--- Instructions for the task ---
In your copy, reproduce the entries exactly as they are, minus the images.

(Saved entries)
Begin

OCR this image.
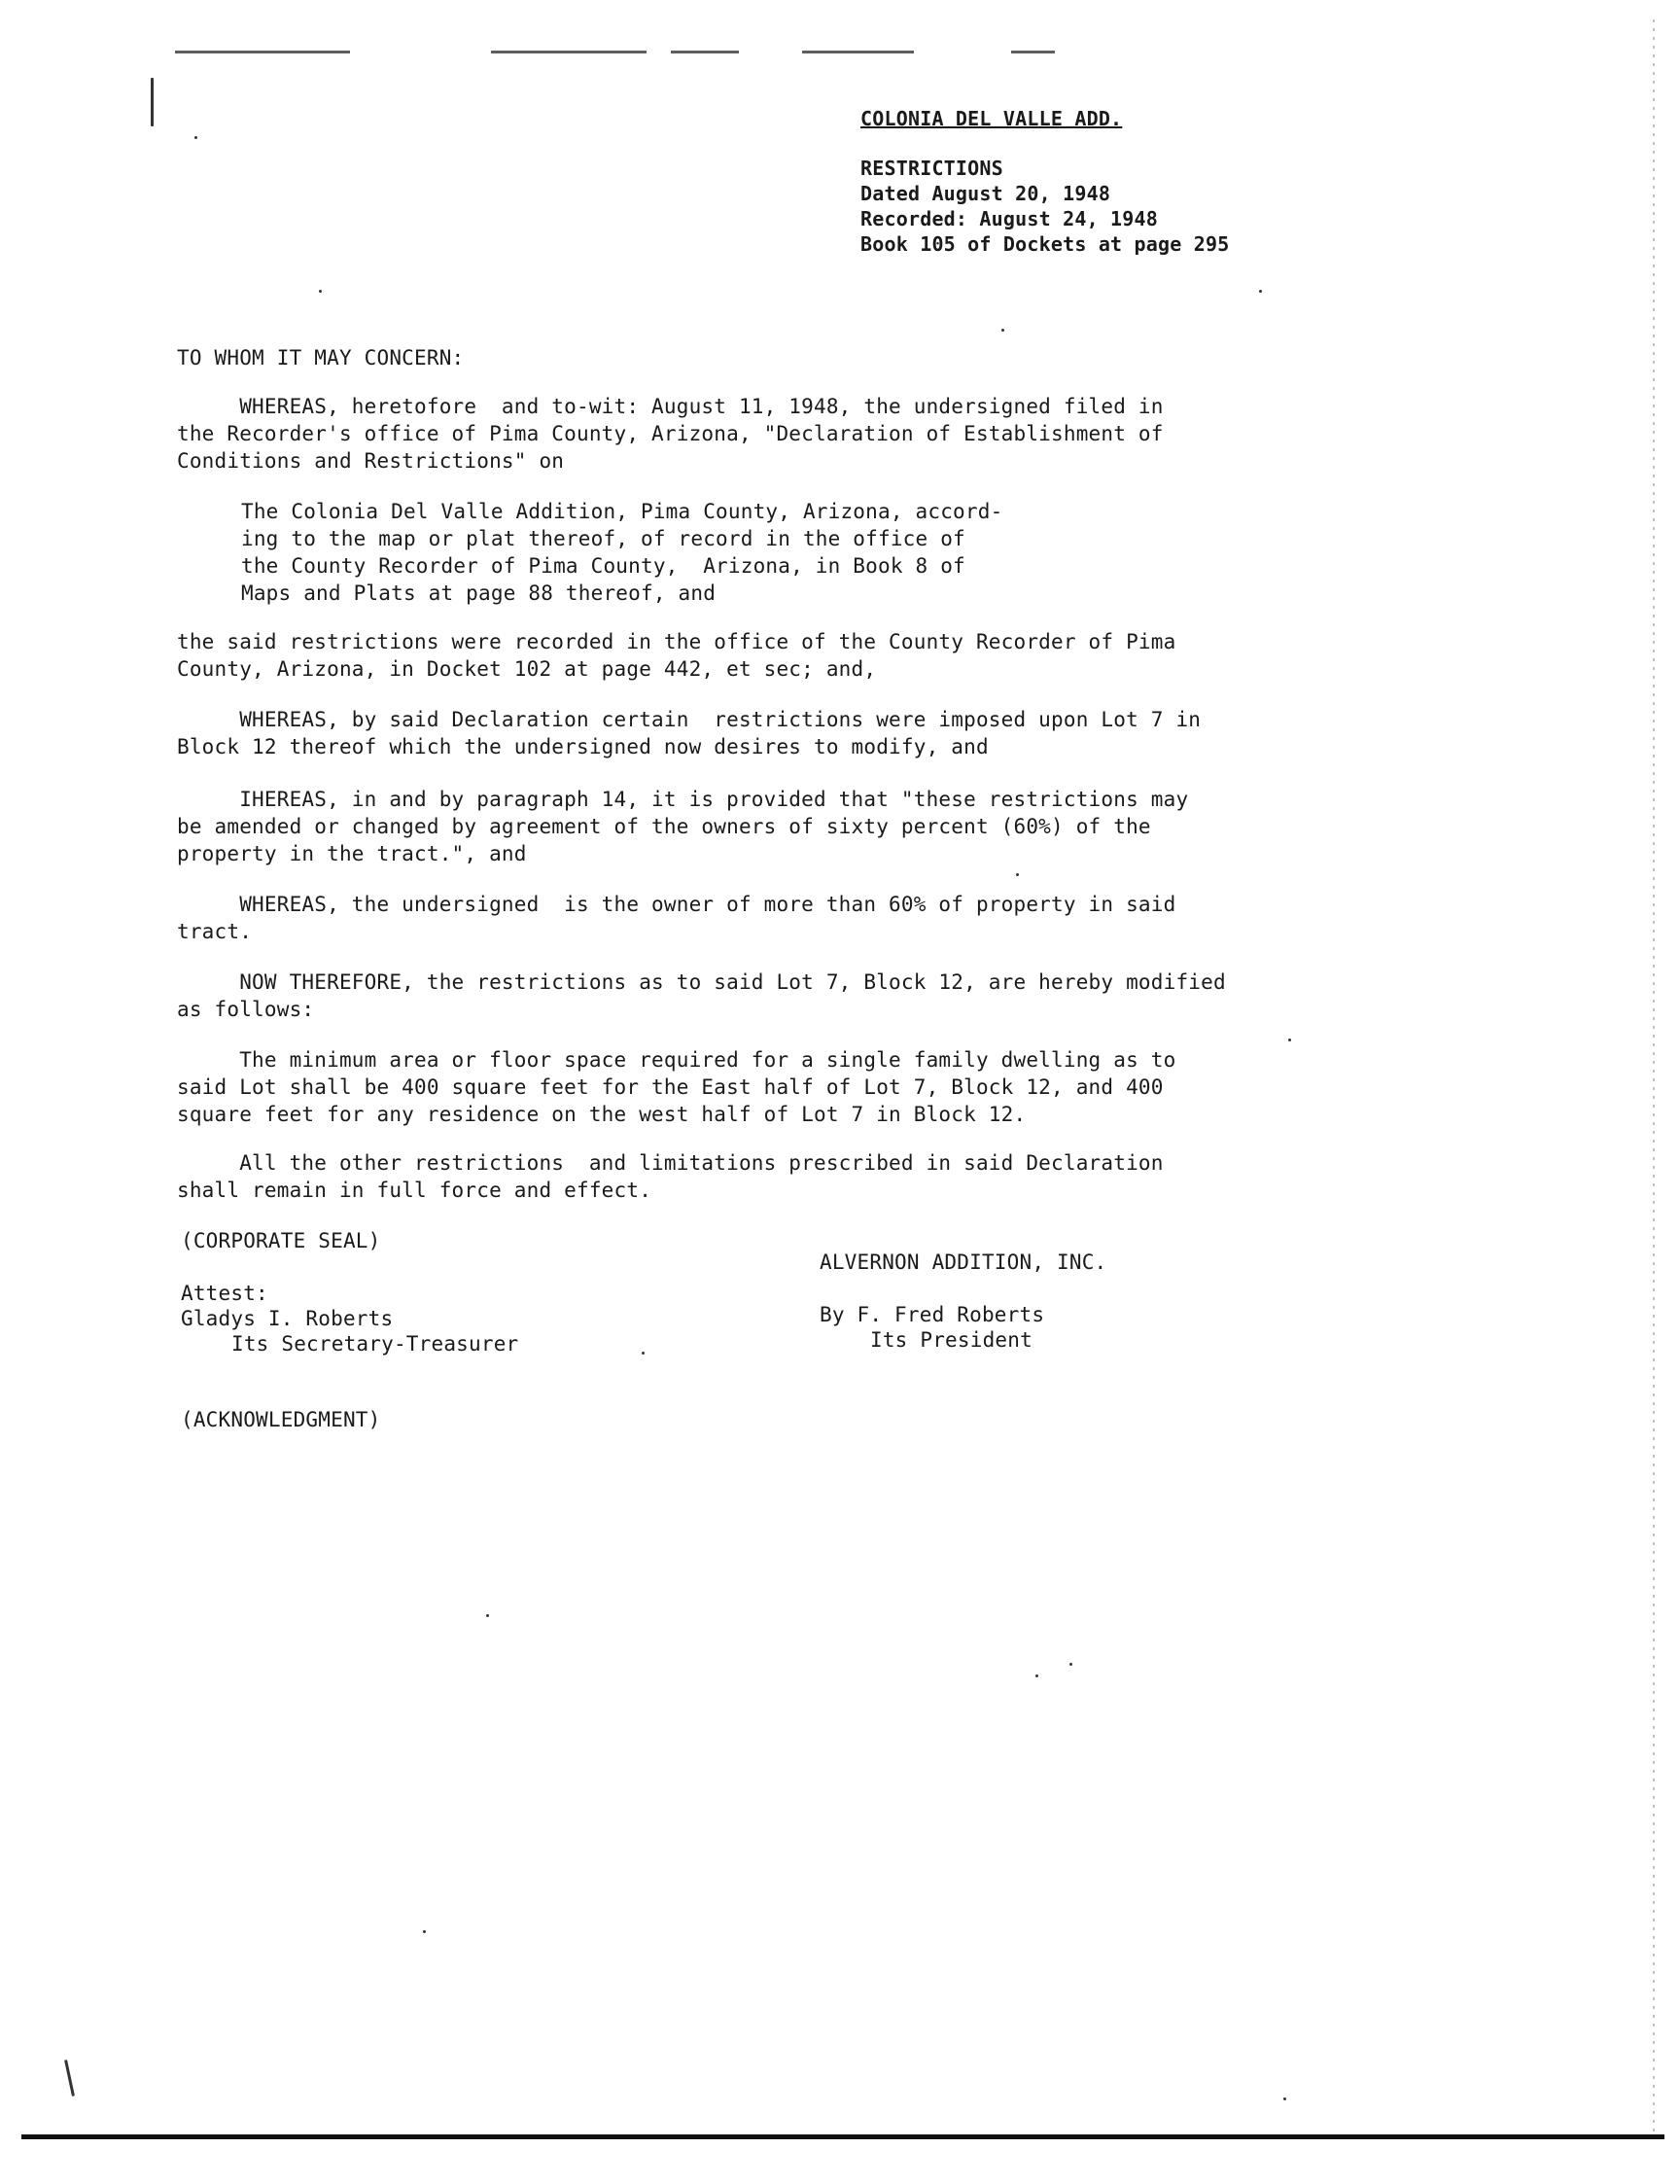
COLONIA DEL VALLE ADD.
RESTRICTIONS
Dated August 20, 1948
Recorded: August 24, 1948
Book 105 of Dockets at page 295
TO WHOM IT MAY CONCERN:
WHEREAS, heretofore  and to-wit: August 11, 1948, the undersigned filed in
the Recorder's office of Pima County, Arizona, "Declaration of Establishment of
Conditions and Restrictions" on
The Colonia Del Valle Addition, Pima County, Arizona, accord-
ing to the map or plat thereof, of record in the office of
the County Recorder of Pima County,  Arizona, in Book 8 of
Maps and Plats at page 88 thereof, and
the said restrictions were recorded in the office of the County Recorder of Pima
County, Arizona, in Docket 102 at page 442, et sec; and,
WHEREAS, by said Declaration certain  restrictions were imposed upon Lot 7 in
Block 12 thereof which the undersigned now desires to modify, and
IHEREAS, in and by paragraph 14, it is provided that "these restrictions may
be amended or changed by agreement of the owners of sixty percent (60%) of the
property in the tract.", and
WHEREAS, the undersigned  is the owner of more than 60% of property in said
tract.
NOW THEREFORE, the restrictions as to said Lot 7, Block 12, are hereby modified
as follows:
The minimum area or floor space required for a single family dwelling as to
said Lot shall be 400 square feet for the East half of Lot 7, Block 12, and 400
square feet for any residence on the west half of Lot 7 in Block 12.
All the other restrictions  and limitations prescribed in said Declaration
shall remain in full force and effect.
(CORPORATE SEAL)
ALVERNON ADDITION, INC.
Attest:
Gladys I. Roberts
Its Secretary-Treasurer
By F. Fred Roberts
Its President
(ACKNOWLEDGMENT)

End

--- Exercise output ---
OCR this image.
COLONIA DEL VALLE ADD.
RESTRICTIONS
Dated August 20, 1948
Recorded: August 24, 1948
Book 105 of Dockets at page 295
TO WHOM IT MAY CONCERN:
WHEREAS, heretofore  and to-wit: August 11, 1948, the undersigned filed in
the Recorder's office of Pima County, Arizona, "Declaration of Establishment of
Conditions and Restrictions" on
The Colonia Del Valle Addition, Pima County, Arizona, accord-
ing to the map or plat thereof, of record in the office of
the County Recorder of Pima County,  Arizona, in Book 8 of
Maps and Plats at page 88 thereof, and
the said restrictions were recorded in the office of the County Recorder of Pima
County, Arizona, in Docket 102 at page 442, et sec; and,
WHEREAS, by said Declaration certain  restrictions were imposed upon Lot 7 in
Block 12 thereof which the undersigned now desires to modify, and
IHEREAS, in and by paragraph 14, it is provided that "these restrictions may
be amended or changed by agreement of the owners of sixty percent (60%) of the
property in the tract.", and
WHEREAS, the undersigned  is the owner of more than 60% of property in said
tract.
NOW THEREFORE, the restrictions as to said Lot 7, Block 12, are hereby modified
as follows:
The minimum area or floor space required for a single family dwelling as to
said Lot shall be 400 square feet for the East half of Lot 7, Block 12, and 400
square feet for any residence on the west half of Lot 7 in Block 12.
All the other restrictions  and limitations prescribed in said Declaration
shall remain in full force and effect.
(CORPORATE SEAL)
ALVERNON ADDITION, INC.
Attest:
Gladys I. Roberts
Its Secretary-Treasurer
By F. Fred Roberts
Its President
(ACKNOWLEDGMENT)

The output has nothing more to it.